Copy out every record precisely.

┏━━

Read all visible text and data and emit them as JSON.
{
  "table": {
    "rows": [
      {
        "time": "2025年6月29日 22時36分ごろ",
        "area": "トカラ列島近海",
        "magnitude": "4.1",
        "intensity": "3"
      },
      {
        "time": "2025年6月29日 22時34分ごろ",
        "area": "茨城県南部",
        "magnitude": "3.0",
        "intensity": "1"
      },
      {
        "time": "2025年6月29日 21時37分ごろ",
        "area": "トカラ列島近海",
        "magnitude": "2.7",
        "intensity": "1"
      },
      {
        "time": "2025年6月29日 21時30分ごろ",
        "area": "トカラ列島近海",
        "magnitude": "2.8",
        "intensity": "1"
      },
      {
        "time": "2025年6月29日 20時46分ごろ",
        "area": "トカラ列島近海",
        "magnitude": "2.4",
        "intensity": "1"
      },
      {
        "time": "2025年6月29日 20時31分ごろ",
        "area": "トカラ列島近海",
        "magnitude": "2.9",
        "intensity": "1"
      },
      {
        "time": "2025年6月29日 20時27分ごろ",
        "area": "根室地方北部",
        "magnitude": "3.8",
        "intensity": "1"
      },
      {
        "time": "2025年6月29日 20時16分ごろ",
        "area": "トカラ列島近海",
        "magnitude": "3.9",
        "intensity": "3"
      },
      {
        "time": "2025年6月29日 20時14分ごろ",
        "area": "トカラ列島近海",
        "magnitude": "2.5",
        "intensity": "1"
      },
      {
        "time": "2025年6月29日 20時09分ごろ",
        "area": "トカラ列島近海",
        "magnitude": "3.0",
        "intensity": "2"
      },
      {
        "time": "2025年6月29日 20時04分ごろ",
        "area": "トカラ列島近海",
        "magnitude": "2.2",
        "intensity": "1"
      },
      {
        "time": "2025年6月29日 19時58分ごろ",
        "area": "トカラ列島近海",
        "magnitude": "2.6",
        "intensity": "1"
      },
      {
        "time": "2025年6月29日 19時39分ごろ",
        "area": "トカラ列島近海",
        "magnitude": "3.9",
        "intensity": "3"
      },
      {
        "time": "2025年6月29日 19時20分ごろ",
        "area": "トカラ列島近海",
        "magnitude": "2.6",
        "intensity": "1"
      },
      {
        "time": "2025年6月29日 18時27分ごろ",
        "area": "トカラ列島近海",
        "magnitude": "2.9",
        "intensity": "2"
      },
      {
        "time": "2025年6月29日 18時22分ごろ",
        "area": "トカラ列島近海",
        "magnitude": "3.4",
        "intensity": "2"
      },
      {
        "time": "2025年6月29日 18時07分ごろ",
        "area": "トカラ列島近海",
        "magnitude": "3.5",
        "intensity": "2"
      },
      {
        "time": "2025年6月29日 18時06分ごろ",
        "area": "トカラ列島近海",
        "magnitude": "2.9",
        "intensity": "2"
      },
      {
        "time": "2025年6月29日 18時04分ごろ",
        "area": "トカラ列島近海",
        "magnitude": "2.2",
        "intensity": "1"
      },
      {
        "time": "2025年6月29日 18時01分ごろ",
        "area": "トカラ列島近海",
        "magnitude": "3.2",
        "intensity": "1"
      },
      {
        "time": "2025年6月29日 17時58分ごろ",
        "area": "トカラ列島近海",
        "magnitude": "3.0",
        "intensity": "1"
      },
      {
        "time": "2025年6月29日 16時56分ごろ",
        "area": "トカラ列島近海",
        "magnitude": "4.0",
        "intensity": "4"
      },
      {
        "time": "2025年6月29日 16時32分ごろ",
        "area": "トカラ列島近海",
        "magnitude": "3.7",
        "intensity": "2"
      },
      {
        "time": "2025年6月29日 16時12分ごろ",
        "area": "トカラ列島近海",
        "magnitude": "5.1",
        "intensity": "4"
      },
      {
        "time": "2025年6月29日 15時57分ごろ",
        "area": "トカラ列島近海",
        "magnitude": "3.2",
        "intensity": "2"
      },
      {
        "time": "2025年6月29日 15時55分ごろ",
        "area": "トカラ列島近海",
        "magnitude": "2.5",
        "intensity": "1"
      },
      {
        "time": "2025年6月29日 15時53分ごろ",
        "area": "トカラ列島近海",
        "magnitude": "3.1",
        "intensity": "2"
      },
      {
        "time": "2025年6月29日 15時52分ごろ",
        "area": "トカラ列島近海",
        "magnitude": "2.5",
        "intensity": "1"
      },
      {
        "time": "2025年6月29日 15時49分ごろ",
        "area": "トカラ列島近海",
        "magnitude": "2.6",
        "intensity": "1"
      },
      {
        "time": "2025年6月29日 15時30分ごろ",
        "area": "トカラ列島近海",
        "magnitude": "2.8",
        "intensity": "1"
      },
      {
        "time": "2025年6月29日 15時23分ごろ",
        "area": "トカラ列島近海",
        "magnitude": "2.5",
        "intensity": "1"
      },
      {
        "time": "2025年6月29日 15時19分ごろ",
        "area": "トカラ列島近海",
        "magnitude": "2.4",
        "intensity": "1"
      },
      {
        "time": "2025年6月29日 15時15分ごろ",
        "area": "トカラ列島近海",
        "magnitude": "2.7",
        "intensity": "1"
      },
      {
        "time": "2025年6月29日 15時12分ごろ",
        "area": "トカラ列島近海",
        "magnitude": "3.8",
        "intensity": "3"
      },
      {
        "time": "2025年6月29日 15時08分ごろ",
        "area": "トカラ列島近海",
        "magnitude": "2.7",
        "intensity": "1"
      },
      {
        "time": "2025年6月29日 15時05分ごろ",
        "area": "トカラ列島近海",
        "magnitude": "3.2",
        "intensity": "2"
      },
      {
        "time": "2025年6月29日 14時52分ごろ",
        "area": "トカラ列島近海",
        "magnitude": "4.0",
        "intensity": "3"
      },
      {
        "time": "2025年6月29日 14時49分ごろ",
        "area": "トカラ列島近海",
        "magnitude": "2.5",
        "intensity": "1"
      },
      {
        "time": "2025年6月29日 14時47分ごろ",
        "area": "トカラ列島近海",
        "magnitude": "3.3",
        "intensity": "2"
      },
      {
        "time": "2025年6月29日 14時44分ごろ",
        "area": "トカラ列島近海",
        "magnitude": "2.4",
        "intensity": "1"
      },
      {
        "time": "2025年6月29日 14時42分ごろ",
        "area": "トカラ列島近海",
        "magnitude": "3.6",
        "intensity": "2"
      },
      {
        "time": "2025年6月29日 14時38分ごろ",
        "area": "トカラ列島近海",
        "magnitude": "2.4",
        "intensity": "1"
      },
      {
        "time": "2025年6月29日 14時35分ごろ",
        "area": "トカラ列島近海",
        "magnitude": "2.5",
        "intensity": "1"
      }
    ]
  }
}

┗━━

### Result
Read all visible text and data and emit them as JSON.
{
  "table": {
    "rows": [
      {
        "time": "2025年6月29日 22時36分ごろ",
        "area": "トカラ列島近海",
        "magnitude": "4.1",
        "intensity": "3"
      },
      {
        "time": "2025年6月29日 22時34分ごろ",
        "area": "茨城県南部",
        "magnitude": "3.0",
        "intensity": "1"
      },
      {
        "time": "2025年6月29日 21時37分ごろ",
        "area": "トカラ列島近海",
        "magnitude": "2.7",
        "intensity": "1"
      },
      {
        "time": "2025年6月29日 21時30分ごろ",
        "area": "トカラ列島近海",
        "magnitude": "2.8",
        "intensity": "1"
      },
      {
        "time": "2025年6月29日 20時46分ごろ",
        "area": "トカラ列島近海",
        "magnitude": "2.4",
        "intensity": "1"
      },
      {
        "time": "2025年6月29日 20時31分ごろ",
        "area": "トカラ列島近海",
        "magnitude": "2.9",
        "intensity": "1"
      },
      {
        "time": "2025年6月29日 20時27分ごろ",
        "area": "根室地方北部",
        "magnitude": "3.8",
        "intensity": "1"
      },
      {
        "time": "2025年6月29日 20時16分ごろ",
        "area": "トカラ列島近海",
        "magnitude": "3.9",
        "intensity": "3"
      },
      {
        "time": "2025年6月29日 20時14分ごろ",
        "area": "トカラ列島近海",
        "magnitude": "2.5",
        "intensity": "1"
      },
      {
        "time": "2025年6月29日 20時09分ごろ",
        "area": "トカラ列島近海",
        "magnitude": "3.0",
        "intensity": "2"
      },
      {
        "time": "2025年6月29日 20時04分ごろ",
        "area": "トカラ列島近海",
        "magnitude": "2.2",
        "intensity": "1"
      },
      {
        "time": "2025年6月29日 19時58分ごろ",
        "area": "トカラ列島近海",
        "magnitude": "2.6",
        "intensity": "1"
      },
      {
        "time": "2025年6月29日 19時39分ごろ",
        "area": "トカラ列島近海",
        "magnitude": "3.9",
        "intensity": "3"
      },
      {
        "time": "2025年6月29日 19時20分ごろ",
        "area": "トカラ列島近海",
        "magnitude": "2.6",
        "intensity": "1"
      },
      {
        "time": "2025年6月29日 18時27分ごろ",
        "area": "トカラ列島近海",
        "magnitude": "2.9",
        "intensity": "2"
      },
      {
        "time": "2025年6月29日 18時22分ごろ",
        "area": "トカラ列島近海",
        "magnitude": "3.4",
        "intensity": "2"
      },
      {
        "time": "2025年6月29日 18時07分ごろ",
        "area": "トカラ列島近海",
        "magnitude": "3.5",
        "intensity": "2"
      },
      {
        "time": "2025年6月29日 18時06分ごろ",
        "area": "トカラ列島近海",
        "magnitude": "2.9",
        "intensity": "2"
      },
      {
        "time": "2025年6月29日 18時04分ごろ",
        "area": "トカラ列島近海",
        "magnitude": "2.2",
        "intensity": "1"
      },
      {
        "time": "2025年6月29日 18時01分ごろ",
        "area": "トカラ列島近海",
        "magnitude": "3.2",
        "intensity": "1"
      },
      {
        "time": "2025年6月29日 17時58分ごろ",
        "area": "トカラ列島近海",
        "magnitude": "3.0",
        "intensity": "1"
      },
      {
        "time": "2025年6月29日 16時56分ごろ",
        "area": "トカラ列島近海",
        "magnitude": "4.0",
        "intensity": "4"
      },
      {
        "time": "2025年6月29日 16時32分ごろ",
        "area": "トカラ列島近海",
        "magnitude": "3.7",
        "intensity": "2"
      },
      {
        "time": "2025年6月29日 16時12分ごろ",
        "area": "トカラ列島近海",
        "magnitude": "5.1",
        "intensity": "4"
      },
      {
        "time": "2025年6月29日 15時57分ごろ",
        "area": "トカラ列島近海",
        "magnitude": "3.2",
        "intensity": "2"
      },
      {
        "time": "2025年6月29日 15時55分ごろ",
        "area": "トカラ列島近海",
        "magnitude": "2.5",
        "intensity": "1"
      },
      {
        "time": "2025年6月29日 15時53分ごろ",
        "area": "トカラ列島近海",
        "magnitude": "3.1",
        "intensity": "2"
      },
      {
        "time": "2025年6月29日 15時52分ごろ",
        "area": "トカラ列島近海",
        "magnitude": "2.5",
        "intensity": "1"
      },
      {
        "time": "2025年6月29日 15時49分ごろ",
        "area": "トカラ列島近海",
        "magnitude": "2.6",
        "intensity": "1"
      },
      {
        "time": "2025年6月29日 15時30分ごろ",
        "area": "トカラ列島近海",
        "magnitude": "2.8",
        "intensity": "1"
      },
      {
        "time": "2025年6月29日 15時23分ごろ",
        "area": "トカラ列島近海",
        "magnitude": "2.5",
        "intensity": "1"
      },
      {
        "time": "2025年6月29日 15時19分ごろ",
        "area": "トカラ列島近海",
        "magnitude": "2.4",
        "intensity": "1"
      },
      {
        "time": "2025年6月29日 15時15分ごろ",
        "area": "トカラ列島近海",
        "magnitude": "2.7",
        "intensity": "1"
      },
      {
        "time": "2025年6月29日 15時12分ごろ",
        "area": "トカラ列島近海",
        "magnitude": "3.8",
        "intensity": "3"
      },
      {
        "time": "2025年6月29日 15時08分ごろ",
        "area": "トカラ列島近海",
        "magnitude": "2.7",
        "intensity": "1"
      },
      {
        "time": "2025年6月29日 15時05分ごろ",
        "area": "トカラ列島近海",
        "magnitude": "3.2",
        "intensity": "2"
      },
      {
        "time": "2025年6月29日 14時52分ごろ",
        "area": "トカラ列島近海",
        "magnitude": "4.0",
        "intensity": "3"
      },
      {
        "time": "2025年6月29日 14時49分ごろ",
        "area": "トカラ列島近海",
        "magnitude": "2.5",
        "intensity": "1"
      },
      {
        "time": "2025年6月29日 14時47分ごろ",
        "area": "トカラ列島近海",
        "magnitude": "3.3",
        "intensity": "2"
      },
      {
        "time": "2025年6月29日 14時44分ごろ",
        "area": "トカラ列島近海",
        "magnitude": "2.4",
        "intensity": "1"
      },
      {
        "time": "2025年6月29日 14時42分ごろ",
        "area": "トカラ列島近海",
        "magnitude": "3.6",
        "intensity": "2"
      },
      {
        "time": "2025年6月29日 14時38分ごろ",
        "area": "トカラ列島近海",
        "magnitude": "2.4",
        "intensity": "1"
      },
      {
        "time": "2025年6月29日 14時35分ごろ",
        "area": "トカラ列島近海",
        "magnitude": "2.5",
        "intensity": "1"
      }
    ]
  }
}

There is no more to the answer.